WHAT THE TASK ASKS = Extract all lines that hold the string "FlygvapenNytt".

Source data =
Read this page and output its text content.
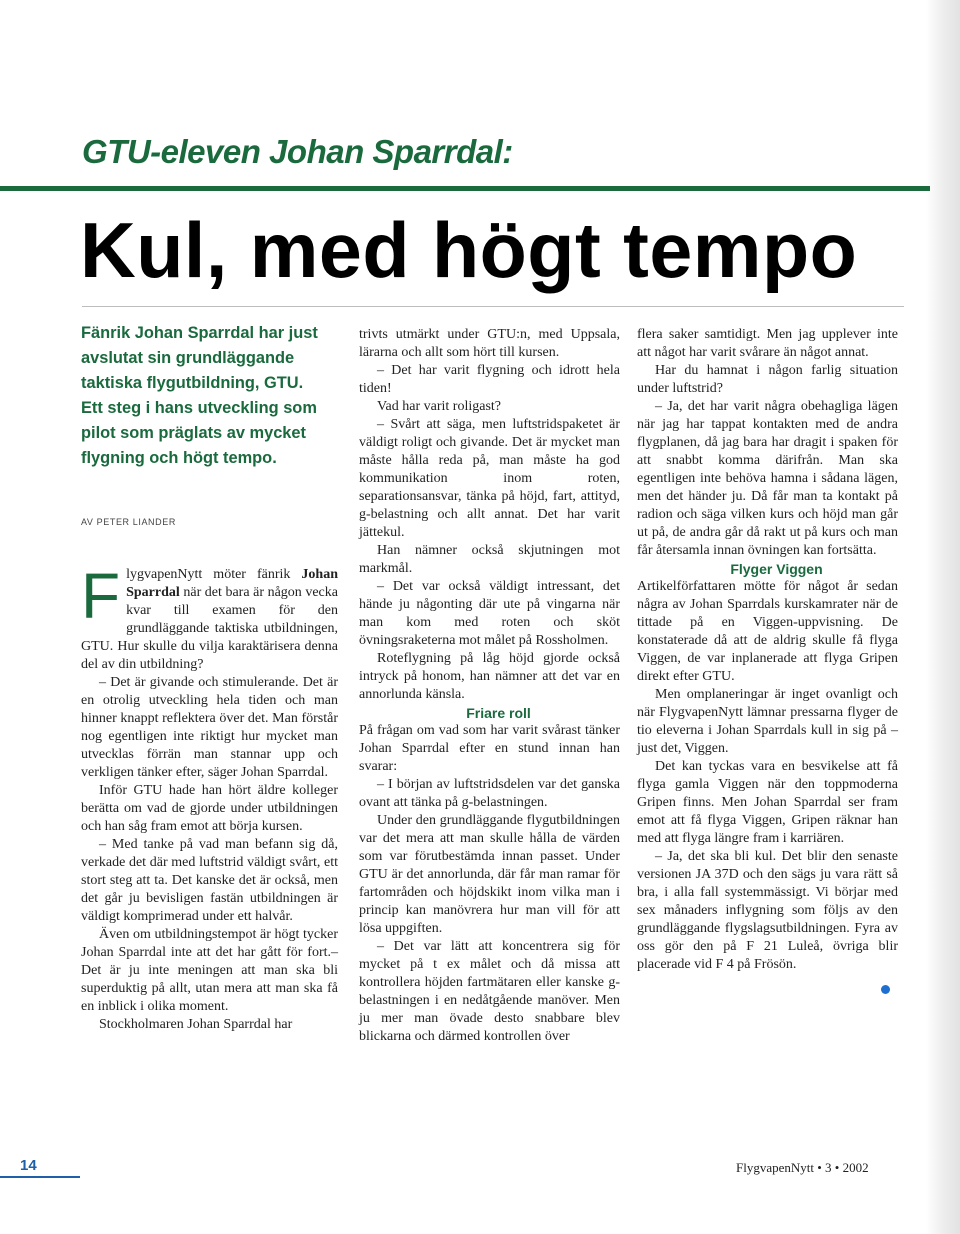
GTU-eleven Johan Sparrdal:
Kul, med högt tempo

Fänrik Johan Sparrdal har just avslutat sin grundläggande taktiska flygutbildning, GTU. Ett steg i hans utveckling som pilot som präglats av mycket flygning och högt tempo.

AV PETER LIANDER

FlygvapenNytt möter fänrik Johan Sparrdal när det bara är någon vecka kvar till examen för den grundläggande taktiska utbildningen, GTU. Hur skulle du vilja karaktärisera denna del av din utbildning?

– Det är givande och stimulerande. Det är en otrolig utveckling hela tiden och man hinner knappt reflektera över det. Man förstår nog egentligen inte riktigt hur mycket man utvecklas förrän man stannar upp och verkligen tänker efter, säger Johan Sparrdal.

Inför GTU hade han hört äldre kolleger berätta om vad de gjorde under utbildningen och han såg fram emot att börja kursen.

– Med tanke på vad man befann sig då, verkade det där med luftstrid väldigt svårt, ett stort steg att ta. Det kanske det är också, men det går ju bevisligen fastän utbildningen är väldigt komprimerad under ett halvår.

Även om utbildningstempot är högt tycker Johan Sparrdal inte att det har gått för fort.– Det är ju inte meningen att man ska bli superduktig på allt, utan mera att man ska få en inblick i olika moment.

Stockholmaren Johan Sparrdal har

trivts utmärkt under GTU:n, med Uppsala, lärarna och allt som hört till kursen.

– Det har varit flygning och idrott hela tiden!

Vad har varit roligast?

– Svårt att säga, men luftstridspaketet är väldigt roligt och givande. Det är mycket man måste hålla reda på, man måste ha god kommunikation inom roten, separationsansvar, tänka på höjd, fart, attityd, g-belastning och allt annat. Det har varit jättekul.

Han nämner också skjutningen mot markmål.

– Det var också väldigt intressant, det hände ju någonting där ute på vingarna när man kom med roten och sköt övningsraketerna mot målet på Rossholmen.

Roteflygning på låg höjd gjorde också intryck på honom, han nämner att det var en annorlunda känsla.

Friare roll

På frågan om vad som har varit svårast tänker Johan Sparrdal efter en stund innan han svarar:

– I början av luftstridsdelen var det ganska ovant att tänka på g-belastningen.

Under den grundläggande flygutbildningen var det mera att man skulle hålla de värden som var förutbestämda innan passet. Under GTU är det annorlunda, där får man ramar för fartområden och höjdskikt inom vilka man i princip kan manövrera hur man vill för att lösa uppgiften.

– Det var lätt att koncentrera sig för mycket på t ex målet och då missa att kontrollera höjden fartmätaren eller kanske g-belastningen i en nedåtgående manöver. Men ju mer man övade desto snabbare blev blickarna och därmed kontrollen över

flera saker samtidigt. Men jag upplever inte att något har varit svårare än något annat.

Har du hamnat i någon farlig situation under luftstrid?

– Ja, det har varit några obehagliga lägen när jag har tappat kontakten med de andra flygplanen, då jag bara har dragit i spaken för att snabbt komma därifrån. Man ska egentligen inte behöva hamna i sådana lägen, men det händer ju. Då får man ta kontakt på radion och säga vilken kurs och höjd man går ut på, de andra går då rakt ut på kurs och man får återsamla innan övningen kan fortsätta.

Flyger Viggen

Artikelförfattaren mötte för något år sedan några av Johan Sparrdals kurskamrater när de tittade på en Viggen-uppvisning. De konstaterade då att de aldrig skulle få flyga Viggen, de var inplanerade att flyga Gripen direkt efter GTU.

Men omplaneringar är inget ovanligt och när FlygvapenNytt lämnar pressarna flyger de tio eleverna i Johan Sparrdals kull in sig på – just det, Viggen.

Det kan tyckas vara en besvikelse att få flyga gamla Viggen när den toppmoderna Gripen finns. Men Johan Sparrdal ser fram emot att få flyga Viggen, Gripen räknar han med att flyga längre fram i karriären.

– Ja, det ska bli kul. Det blir den senaste versionen JA 37D och den sägs ju vara rätt så bra, i alla fall systemmässigt. Vi börjar med sex månaders inflygning som följs av den grundläggande flygslagsutbildningen. Fyra av oss gör den på F 21 Luleå, övriga blir placerade vid F 4 på Frösön.

14	FlygvapenNytt • 3 • 2002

SOLUTION FOR THIS TASK =
FlygvapenNytt möter fänrik Johan Sparrdal när det bara är någon vecka kvar till examen för den grundläggande taktiska utbildningen, GTU. Hur skulle du vilja karaktärisera denna del av din utbildning?
Men omplaneringar är inget ovanligt och när FlygvapenNytt lämnar pressarna flyger de tio eleverna i Johan Sparrdals kull in sig på – just det, Viggen.
14	FlygvapenNytt • 3 • 2002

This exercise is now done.